▶ [AIM OF THE TASK] Locate every line below that contains the word "gestión" and copy it.

[Images of document pages with text]

========

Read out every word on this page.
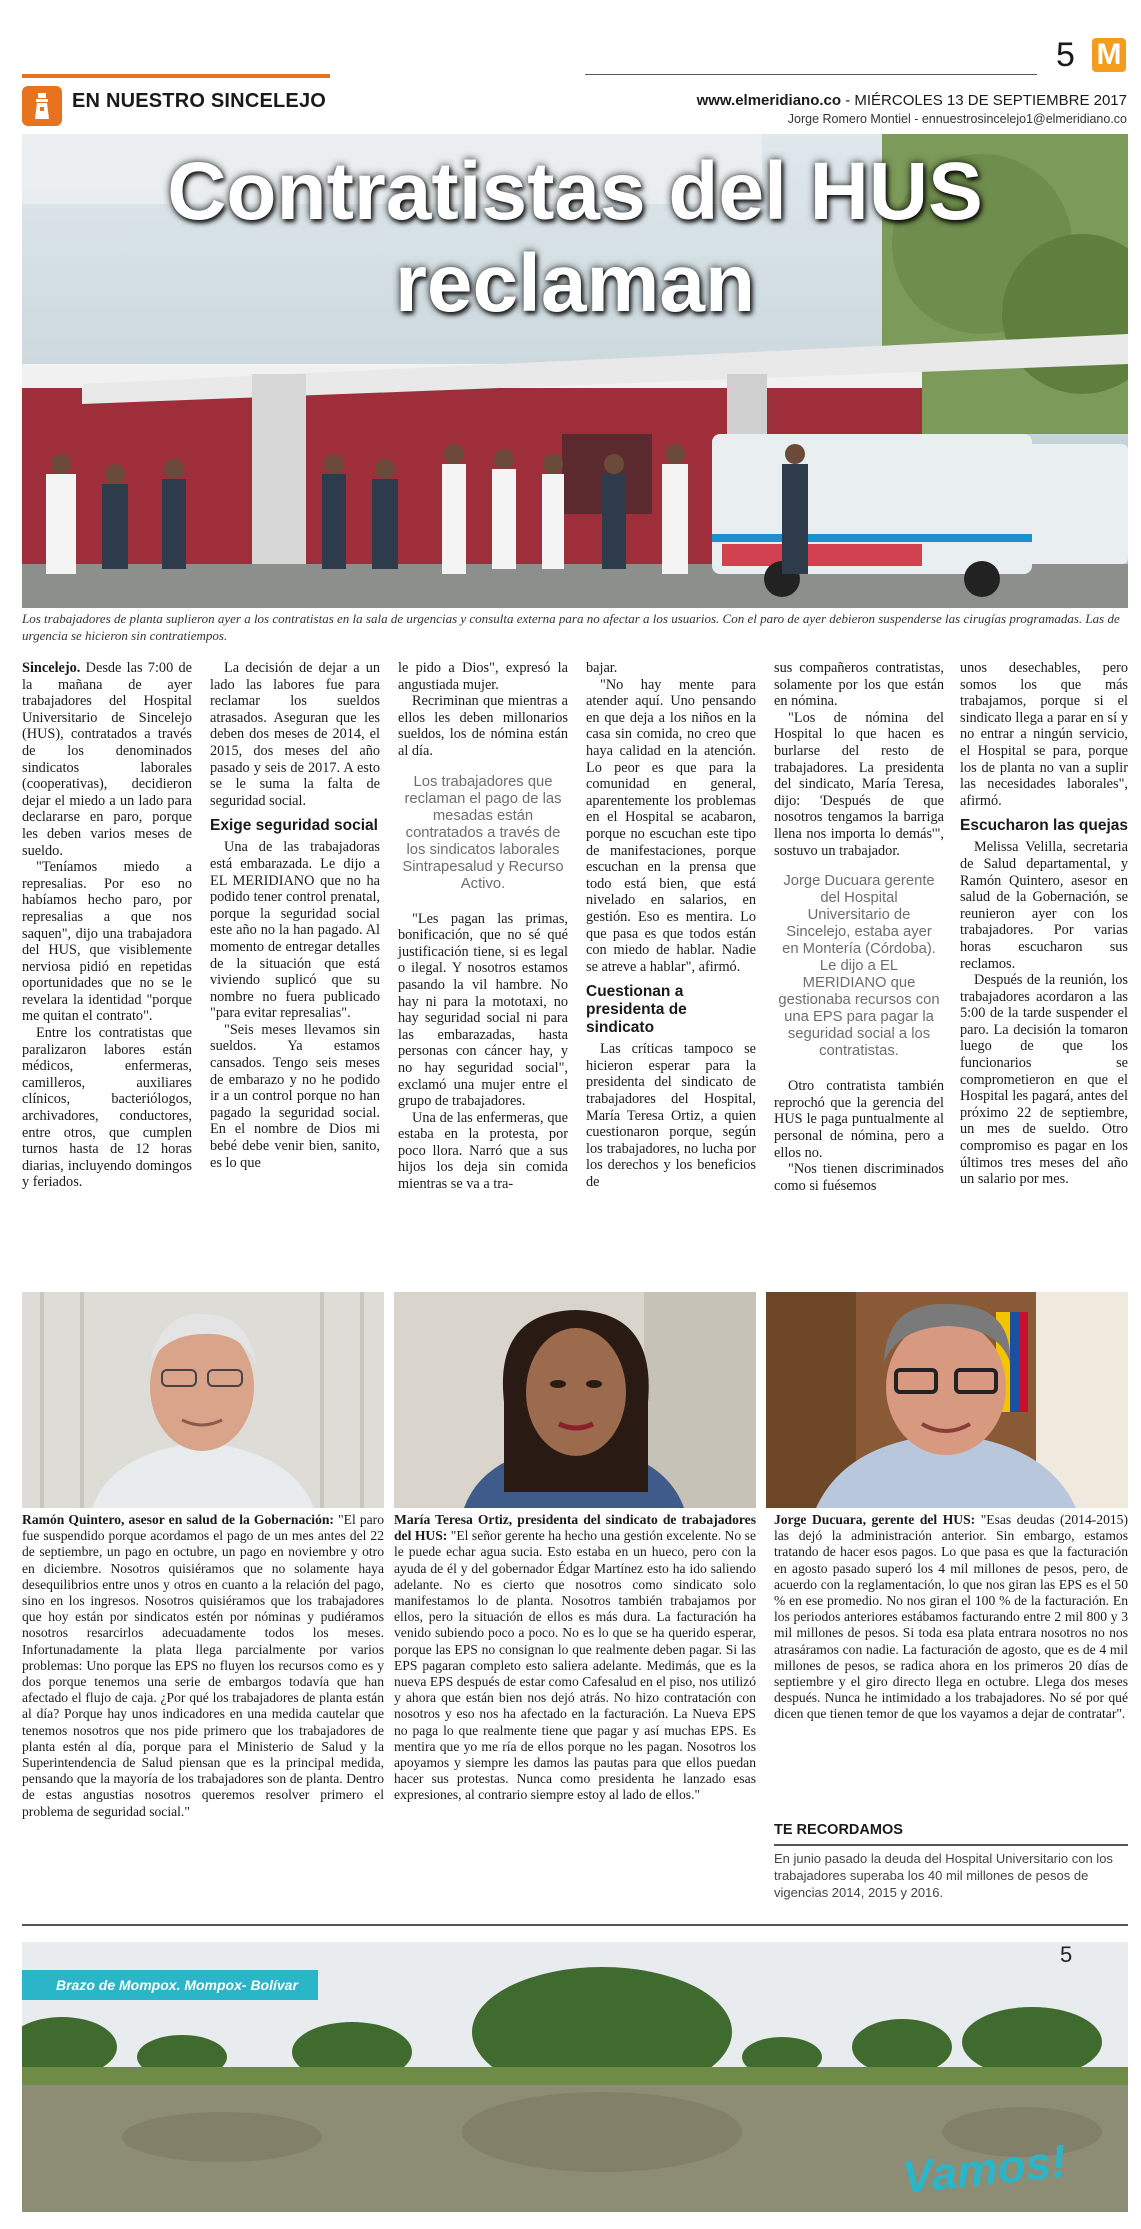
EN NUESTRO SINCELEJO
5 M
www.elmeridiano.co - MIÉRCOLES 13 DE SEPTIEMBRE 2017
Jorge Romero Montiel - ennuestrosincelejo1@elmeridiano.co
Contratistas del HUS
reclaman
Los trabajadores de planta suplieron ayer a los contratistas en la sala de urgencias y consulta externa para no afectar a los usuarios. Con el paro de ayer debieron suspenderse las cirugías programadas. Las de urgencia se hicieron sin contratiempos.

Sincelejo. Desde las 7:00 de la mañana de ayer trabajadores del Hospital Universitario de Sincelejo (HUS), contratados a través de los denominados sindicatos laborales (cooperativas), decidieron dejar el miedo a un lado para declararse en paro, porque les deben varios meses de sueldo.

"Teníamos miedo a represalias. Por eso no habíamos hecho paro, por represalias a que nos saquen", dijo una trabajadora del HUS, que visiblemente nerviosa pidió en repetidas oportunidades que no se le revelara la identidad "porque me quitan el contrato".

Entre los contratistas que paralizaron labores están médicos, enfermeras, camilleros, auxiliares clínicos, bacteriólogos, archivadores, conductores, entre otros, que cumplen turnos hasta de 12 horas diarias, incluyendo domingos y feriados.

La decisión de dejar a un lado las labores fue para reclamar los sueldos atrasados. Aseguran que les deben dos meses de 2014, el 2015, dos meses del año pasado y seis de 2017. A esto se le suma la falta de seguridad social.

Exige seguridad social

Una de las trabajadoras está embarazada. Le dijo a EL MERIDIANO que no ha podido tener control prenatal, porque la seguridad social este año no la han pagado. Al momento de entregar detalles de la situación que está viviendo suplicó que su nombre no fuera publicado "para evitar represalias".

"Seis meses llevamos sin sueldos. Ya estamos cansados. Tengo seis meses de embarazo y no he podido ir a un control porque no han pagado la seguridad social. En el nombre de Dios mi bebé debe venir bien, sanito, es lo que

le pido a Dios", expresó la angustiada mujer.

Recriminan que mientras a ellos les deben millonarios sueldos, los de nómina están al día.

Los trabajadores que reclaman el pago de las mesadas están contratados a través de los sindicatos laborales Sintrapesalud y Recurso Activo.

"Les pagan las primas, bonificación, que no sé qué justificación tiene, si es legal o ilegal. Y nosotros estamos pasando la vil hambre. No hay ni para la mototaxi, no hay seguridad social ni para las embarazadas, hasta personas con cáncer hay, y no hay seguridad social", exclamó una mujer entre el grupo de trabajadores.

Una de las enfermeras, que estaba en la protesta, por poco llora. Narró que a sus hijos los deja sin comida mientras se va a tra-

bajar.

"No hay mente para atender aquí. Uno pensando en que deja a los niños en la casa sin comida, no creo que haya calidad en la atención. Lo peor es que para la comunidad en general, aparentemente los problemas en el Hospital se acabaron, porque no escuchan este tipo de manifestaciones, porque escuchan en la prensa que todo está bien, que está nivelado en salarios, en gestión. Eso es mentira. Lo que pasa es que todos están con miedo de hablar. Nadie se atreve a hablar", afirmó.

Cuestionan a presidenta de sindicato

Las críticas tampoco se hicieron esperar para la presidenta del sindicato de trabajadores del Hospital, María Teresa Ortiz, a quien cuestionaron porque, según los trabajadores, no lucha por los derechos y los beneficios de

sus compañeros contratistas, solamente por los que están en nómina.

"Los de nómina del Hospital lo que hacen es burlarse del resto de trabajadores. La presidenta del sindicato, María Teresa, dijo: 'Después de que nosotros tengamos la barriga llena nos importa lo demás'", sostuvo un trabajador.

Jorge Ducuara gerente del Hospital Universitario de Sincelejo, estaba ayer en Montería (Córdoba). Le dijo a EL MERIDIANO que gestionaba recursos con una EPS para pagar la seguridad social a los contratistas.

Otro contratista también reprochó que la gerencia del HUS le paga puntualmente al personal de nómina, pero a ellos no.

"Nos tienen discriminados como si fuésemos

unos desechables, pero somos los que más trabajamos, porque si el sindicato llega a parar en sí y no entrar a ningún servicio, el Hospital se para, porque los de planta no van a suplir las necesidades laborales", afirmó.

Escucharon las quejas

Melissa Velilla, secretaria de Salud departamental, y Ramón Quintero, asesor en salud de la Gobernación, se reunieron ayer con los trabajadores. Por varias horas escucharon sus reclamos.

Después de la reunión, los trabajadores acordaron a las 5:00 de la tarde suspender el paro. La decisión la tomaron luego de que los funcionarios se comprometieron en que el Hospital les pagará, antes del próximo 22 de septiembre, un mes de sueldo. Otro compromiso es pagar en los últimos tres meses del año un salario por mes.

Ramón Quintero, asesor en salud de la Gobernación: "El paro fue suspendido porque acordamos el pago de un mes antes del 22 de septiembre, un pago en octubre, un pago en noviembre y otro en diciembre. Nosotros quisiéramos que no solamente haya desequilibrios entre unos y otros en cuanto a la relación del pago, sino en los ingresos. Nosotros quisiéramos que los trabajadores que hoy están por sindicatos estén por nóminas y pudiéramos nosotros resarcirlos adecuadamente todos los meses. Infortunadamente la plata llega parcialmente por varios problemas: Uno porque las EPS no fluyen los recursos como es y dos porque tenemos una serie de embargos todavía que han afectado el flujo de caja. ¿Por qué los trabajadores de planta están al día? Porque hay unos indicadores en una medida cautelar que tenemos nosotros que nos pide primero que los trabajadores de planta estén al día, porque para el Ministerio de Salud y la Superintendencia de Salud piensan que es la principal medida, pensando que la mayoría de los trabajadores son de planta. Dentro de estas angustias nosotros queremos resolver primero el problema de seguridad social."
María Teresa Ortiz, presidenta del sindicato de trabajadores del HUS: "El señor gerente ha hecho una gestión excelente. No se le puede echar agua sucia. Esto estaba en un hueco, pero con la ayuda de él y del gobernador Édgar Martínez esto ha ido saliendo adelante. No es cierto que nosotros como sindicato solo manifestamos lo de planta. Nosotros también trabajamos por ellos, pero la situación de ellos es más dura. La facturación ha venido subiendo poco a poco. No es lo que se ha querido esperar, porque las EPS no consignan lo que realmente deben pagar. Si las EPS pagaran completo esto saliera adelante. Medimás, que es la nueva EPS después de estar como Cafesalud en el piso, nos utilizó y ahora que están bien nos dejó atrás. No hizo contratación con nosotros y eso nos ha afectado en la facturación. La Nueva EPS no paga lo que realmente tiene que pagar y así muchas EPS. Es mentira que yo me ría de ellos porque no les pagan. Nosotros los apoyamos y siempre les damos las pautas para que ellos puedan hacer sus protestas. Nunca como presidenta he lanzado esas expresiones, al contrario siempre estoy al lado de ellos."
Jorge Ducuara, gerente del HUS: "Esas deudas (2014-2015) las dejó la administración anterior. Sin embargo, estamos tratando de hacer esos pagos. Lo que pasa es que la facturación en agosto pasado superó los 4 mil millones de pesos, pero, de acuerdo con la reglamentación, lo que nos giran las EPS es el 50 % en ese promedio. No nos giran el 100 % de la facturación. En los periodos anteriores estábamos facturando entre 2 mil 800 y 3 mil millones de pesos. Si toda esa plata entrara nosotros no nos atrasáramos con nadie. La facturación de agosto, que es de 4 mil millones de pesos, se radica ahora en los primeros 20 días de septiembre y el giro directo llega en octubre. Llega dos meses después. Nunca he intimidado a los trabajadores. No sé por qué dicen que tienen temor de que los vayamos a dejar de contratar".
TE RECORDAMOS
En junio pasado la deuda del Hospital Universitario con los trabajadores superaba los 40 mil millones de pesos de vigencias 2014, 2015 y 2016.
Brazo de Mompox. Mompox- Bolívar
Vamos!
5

========

▶ [ANSWER BOX]
"No hay mente para atender aquí. Uno pensando en que deja a los niños en la casa sin comida, no creo que haya calidad en la atención. Lo peor es que para la comunidad en general, aparentemente los problemas en el Hospital se acabaron, porque no escuchan este tipo de manifestaciones, porque escuchan en la prensa que todo está bien, que está nivelado en salarios, en gestión. Eso es mentira. Lo que pasa es que todos están con miedo de hablar. Nadie se atreve a hablar", afirmó.
María Teresa Ortiz, presidenta del sindicato de trabajadores del HUS: "El señor gerente ha hecho una gestión excelente. No se le puede echar agua sucia. Esto estaba en un hueco, pero con la ayuda de él y del gobernador Édgar Martínez esto ha ido saliendo adelante. No es cierto que nosotros como sindicato solo manifestamos lo de planta. Nosotros también trabajamos por ellos, pero la situación de ellos es más dura. La facturación ha venido subiendo poco a poco. No es lo que se ha querido esperar, porque las EPS no consignan lo que realmente deben pagar. Si las EPS pagaran completo esto saliera adelante. Medimás, que es la nueva EPS después de estar como Cafesalud en el piso, nos utilizó y ahora que están bien nos dejó atrás. No hizo contratación con nosotros y eso nos ha afectado en la facturación. La Nueva EPS no paga lo que realmente tiene que pagar y así muchas EPS. Es mentira que yo me ría de ellos porque no les pagan. Nosotros los apoyamos y siempre les damos las pautas para que ellos puedan hacer sus protestas. Nunca como presidenta he lanzado esas expresiones, al contrario siempre estoy al lado de ellos."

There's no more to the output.